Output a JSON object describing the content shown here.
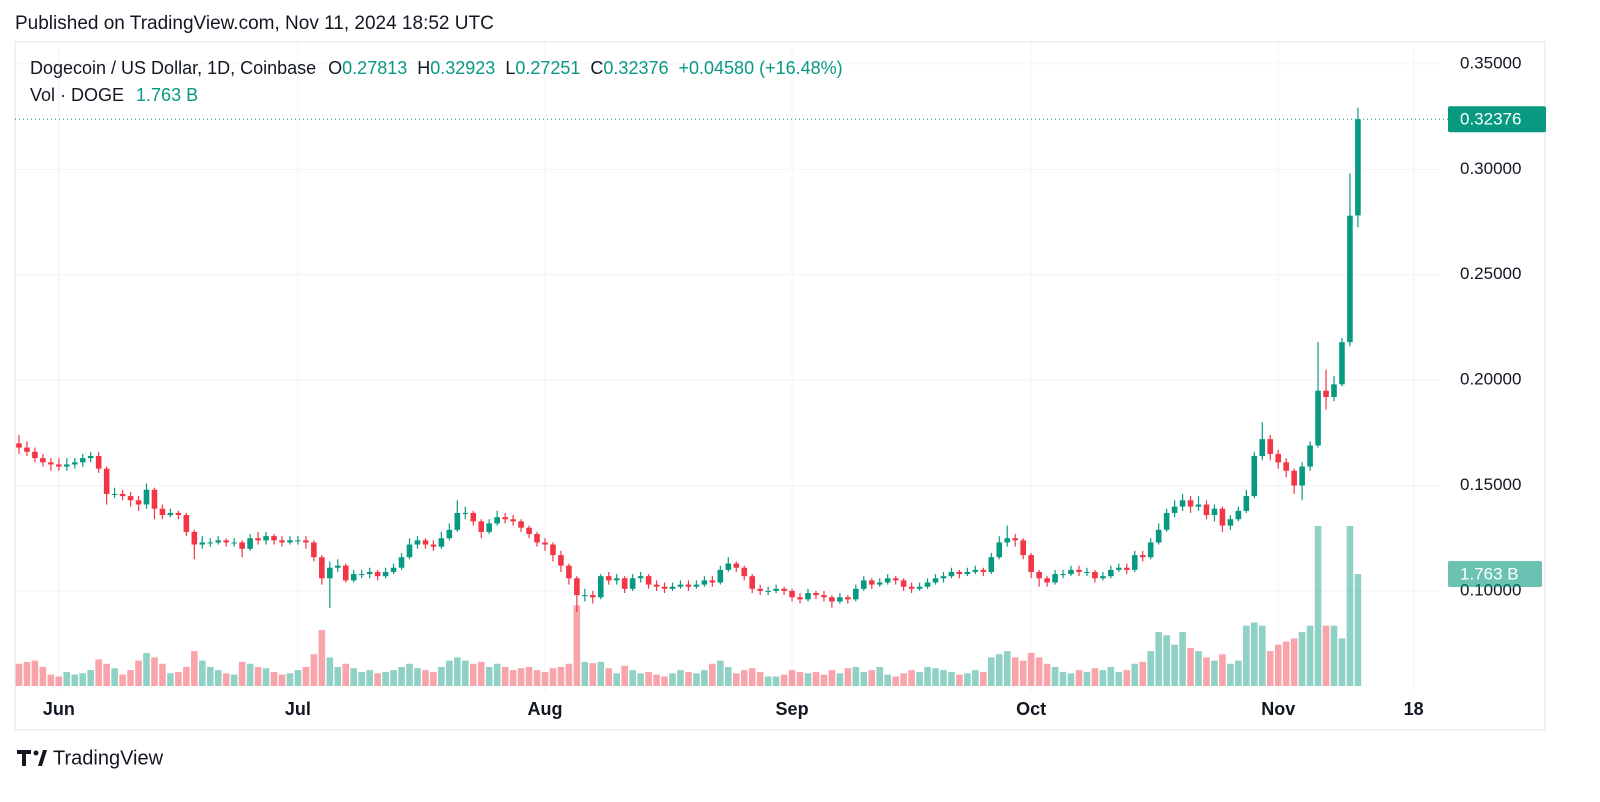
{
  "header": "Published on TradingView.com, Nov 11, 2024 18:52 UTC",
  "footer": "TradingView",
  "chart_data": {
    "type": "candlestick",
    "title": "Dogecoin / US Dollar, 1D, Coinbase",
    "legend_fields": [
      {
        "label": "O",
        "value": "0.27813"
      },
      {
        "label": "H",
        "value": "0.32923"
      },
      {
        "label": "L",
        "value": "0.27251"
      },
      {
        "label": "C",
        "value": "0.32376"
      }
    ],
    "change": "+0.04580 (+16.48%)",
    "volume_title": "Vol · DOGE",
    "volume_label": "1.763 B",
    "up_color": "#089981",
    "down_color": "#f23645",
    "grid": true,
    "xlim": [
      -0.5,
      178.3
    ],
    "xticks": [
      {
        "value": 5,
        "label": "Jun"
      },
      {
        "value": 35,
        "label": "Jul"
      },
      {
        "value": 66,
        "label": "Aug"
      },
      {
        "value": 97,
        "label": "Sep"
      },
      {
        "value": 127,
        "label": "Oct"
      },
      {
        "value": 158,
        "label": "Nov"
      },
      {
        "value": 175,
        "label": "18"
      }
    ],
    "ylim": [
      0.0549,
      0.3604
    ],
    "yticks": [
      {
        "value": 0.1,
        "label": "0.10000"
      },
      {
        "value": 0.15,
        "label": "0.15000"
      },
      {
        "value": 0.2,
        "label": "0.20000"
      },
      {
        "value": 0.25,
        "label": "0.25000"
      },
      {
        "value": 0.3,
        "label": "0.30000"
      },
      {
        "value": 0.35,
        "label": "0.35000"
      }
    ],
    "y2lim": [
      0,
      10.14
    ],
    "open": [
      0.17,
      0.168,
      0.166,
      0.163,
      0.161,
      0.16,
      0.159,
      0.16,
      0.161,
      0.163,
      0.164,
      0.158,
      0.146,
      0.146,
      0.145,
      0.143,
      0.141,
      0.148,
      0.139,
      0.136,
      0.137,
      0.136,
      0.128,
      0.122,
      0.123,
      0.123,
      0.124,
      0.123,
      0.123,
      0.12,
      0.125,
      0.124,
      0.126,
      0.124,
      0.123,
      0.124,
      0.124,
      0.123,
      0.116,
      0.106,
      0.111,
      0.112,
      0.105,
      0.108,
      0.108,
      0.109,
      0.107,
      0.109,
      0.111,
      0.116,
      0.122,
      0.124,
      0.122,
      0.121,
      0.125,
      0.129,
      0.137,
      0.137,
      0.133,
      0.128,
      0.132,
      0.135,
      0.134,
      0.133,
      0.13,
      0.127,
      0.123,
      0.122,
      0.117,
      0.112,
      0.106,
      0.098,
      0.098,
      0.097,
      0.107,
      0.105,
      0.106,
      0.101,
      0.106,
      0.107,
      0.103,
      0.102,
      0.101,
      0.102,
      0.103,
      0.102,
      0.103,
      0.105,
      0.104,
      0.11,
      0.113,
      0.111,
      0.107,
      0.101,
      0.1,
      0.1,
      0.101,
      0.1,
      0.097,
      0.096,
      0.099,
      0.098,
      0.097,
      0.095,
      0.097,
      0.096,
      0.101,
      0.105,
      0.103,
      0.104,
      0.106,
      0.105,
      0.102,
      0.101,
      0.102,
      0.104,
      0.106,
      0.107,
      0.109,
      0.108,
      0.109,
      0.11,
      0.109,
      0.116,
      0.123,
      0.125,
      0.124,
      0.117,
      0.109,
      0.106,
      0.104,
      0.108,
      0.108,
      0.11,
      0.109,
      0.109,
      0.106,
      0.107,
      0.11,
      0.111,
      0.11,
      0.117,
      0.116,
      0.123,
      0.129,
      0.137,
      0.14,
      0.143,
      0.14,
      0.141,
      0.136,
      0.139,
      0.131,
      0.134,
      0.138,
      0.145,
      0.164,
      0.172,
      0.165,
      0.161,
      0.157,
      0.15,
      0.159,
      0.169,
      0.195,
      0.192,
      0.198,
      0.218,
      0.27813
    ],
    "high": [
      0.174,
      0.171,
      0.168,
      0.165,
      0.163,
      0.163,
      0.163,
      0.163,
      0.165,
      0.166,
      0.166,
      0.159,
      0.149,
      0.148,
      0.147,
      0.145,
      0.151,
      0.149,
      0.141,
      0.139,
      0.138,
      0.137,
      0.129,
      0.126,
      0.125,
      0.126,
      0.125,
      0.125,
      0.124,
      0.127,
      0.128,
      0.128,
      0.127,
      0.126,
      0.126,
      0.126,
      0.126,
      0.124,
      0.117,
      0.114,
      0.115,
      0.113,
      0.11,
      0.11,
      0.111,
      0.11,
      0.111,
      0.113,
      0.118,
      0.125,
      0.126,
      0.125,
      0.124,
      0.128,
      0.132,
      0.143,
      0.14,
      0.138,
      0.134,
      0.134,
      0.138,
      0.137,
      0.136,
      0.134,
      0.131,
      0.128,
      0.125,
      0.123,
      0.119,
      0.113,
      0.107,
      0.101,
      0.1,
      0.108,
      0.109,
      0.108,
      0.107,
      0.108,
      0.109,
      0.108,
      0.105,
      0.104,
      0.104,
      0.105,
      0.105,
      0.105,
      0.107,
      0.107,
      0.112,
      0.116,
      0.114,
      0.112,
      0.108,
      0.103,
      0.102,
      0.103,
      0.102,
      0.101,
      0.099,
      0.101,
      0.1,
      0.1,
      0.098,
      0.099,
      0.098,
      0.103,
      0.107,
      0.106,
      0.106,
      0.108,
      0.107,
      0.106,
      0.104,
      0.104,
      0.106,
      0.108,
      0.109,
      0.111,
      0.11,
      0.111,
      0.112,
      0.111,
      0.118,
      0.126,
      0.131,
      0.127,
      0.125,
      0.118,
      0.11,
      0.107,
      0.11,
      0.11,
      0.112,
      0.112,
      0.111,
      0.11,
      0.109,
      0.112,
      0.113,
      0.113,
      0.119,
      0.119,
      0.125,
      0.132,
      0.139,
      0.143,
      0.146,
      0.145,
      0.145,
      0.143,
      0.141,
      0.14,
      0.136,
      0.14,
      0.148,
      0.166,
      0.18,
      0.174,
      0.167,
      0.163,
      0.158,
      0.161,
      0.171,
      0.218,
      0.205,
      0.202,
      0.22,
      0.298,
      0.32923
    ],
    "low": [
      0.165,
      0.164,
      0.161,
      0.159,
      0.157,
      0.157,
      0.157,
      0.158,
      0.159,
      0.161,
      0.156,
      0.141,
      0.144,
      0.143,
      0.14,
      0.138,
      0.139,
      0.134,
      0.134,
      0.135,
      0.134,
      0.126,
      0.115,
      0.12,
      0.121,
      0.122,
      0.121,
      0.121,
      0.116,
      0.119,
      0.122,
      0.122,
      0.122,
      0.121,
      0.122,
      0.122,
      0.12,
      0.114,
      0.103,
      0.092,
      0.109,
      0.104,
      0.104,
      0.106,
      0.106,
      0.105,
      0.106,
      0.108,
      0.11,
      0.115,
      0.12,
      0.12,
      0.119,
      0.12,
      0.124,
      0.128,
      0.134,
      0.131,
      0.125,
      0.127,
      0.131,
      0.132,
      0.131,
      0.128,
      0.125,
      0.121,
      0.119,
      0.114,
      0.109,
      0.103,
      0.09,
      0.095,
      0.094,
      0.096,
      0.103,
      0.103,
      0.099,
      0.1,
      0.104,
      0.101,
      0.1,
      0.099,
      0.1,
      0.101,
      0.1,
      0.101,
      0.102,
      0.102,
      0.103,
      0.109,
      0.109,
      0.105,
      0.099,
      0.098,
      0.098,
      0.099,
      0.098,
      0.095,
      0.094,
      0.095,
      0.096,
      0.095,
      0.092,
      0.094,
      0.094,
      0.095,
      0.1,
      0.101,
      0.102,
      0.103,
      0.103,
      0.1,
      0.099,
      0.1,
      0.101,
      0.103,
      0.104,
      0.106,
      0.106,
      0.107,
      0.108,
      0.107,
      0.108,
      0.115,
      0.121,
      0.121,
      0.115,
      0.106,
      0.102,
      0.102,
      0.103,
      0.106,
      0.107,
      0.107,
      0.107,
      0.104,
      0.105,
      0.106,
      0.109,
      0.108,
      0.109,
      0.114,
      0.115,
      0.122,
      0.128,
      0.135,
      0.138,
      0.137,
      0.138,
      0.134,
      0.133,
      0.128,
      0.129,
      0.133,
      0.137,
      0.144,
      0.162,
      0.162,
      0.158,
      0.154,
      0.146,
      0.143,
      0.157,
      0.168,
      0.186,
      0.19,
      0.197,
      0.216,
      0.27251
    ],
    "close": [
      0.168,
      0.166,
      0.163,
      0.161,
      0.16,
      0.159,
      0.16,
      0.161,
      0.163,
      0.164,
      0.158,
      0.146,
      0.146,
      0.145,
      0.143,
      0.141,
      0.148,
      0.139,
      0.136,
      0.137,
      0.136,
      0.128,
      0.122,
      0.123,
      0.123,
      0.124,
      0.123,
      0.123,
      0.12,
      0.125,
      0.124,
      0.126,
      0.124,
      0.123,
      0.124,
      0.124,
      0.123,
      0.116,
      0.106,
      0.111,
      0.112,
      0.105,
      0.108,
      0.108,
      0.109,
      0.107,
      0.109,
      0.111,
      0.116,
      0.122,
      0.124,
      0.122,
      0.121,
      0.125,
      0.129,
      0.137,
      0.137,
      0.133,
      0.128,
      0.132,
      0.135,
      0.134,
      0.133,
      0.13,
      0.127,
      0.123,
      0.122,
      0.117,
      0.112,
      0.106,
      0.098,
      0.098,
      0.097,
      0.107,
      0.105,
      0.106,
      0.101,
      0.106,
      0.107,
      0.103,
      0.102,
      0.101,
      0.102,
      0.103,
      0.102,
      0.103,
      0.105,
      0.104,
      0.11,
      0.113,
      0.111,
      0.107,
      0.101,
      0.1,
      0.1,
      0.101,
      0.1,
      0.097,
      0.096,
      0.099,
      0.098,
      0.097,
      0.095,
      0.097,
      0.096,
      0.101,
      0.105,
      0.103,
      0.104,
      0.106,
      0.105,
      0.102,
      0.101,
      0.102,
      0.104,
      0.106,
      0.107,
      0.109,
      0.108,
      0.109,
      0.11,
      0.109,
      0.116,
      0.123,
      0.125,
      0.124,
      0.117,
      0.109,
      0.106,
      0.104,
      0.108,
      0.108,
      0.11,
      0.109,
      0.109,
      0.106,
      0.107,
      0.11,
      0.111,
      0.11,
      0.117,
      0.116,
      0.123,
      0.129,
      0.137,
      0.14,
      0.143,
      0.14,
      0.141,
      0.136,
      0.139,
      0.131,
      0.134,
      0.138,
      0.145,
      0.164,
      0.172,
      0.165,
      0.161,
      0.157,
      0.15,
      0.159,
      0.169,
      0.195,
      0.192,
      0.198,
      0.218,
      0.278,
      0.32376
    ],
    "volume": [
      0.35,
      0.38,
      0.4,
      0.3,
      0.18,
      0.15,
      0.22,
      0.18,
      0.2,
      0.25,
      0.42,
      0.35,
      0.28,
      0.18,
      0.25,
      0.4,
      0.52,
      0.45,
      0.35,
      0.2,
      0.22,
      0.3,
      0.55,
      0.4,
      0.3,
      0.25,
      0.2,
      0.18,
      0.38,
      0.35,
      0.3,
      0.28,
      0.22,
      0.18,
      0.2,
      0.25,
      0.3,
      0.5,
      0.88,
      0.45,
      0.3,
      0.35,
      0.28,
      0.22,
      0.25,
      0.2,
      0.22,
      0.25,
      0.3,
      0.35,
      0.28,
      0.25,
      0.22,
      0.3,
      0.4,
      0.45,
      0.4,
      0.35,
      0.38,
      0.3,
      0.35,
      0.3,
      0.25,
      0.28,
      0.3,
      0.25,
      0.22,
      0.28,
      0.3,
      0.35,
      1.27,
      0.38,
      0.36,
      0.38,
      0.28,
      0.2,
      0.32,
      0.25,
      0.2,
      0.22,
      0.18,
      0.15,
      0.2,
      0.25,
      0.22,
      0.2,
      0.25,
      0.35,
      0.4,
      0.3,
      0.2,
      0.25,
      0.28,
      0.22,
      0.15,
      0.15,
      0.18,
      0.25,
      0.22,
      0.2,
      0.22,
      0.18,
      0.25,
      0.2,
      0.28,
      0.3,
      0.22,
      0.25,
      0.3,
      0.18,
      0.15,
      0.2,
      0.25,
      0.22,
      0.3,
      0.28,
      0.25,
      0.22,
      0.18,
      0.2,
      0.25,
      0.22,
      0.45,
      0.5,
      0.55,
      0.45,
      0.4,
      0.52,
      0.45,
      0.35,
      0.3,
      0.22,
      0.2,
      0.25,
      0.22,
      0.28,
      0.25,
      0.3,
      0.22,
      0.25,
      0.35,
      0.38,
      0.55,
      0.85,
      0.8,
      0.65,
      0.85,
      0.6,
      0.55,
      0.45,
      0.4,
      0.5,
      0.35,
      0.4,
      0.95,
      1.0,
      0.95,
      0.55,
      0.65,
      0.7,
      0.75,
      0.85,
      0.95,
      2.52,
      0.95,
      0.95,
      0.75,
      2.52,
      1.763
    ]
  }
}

_EXERCISE BRIEF_: Gather each line of the records holding the string "TradingView".

_ANSWER BELOW_:
  "header": "Published on TradingView.com, Nov 11, 2024 18:52 UTC",
  "footer": "TradingView",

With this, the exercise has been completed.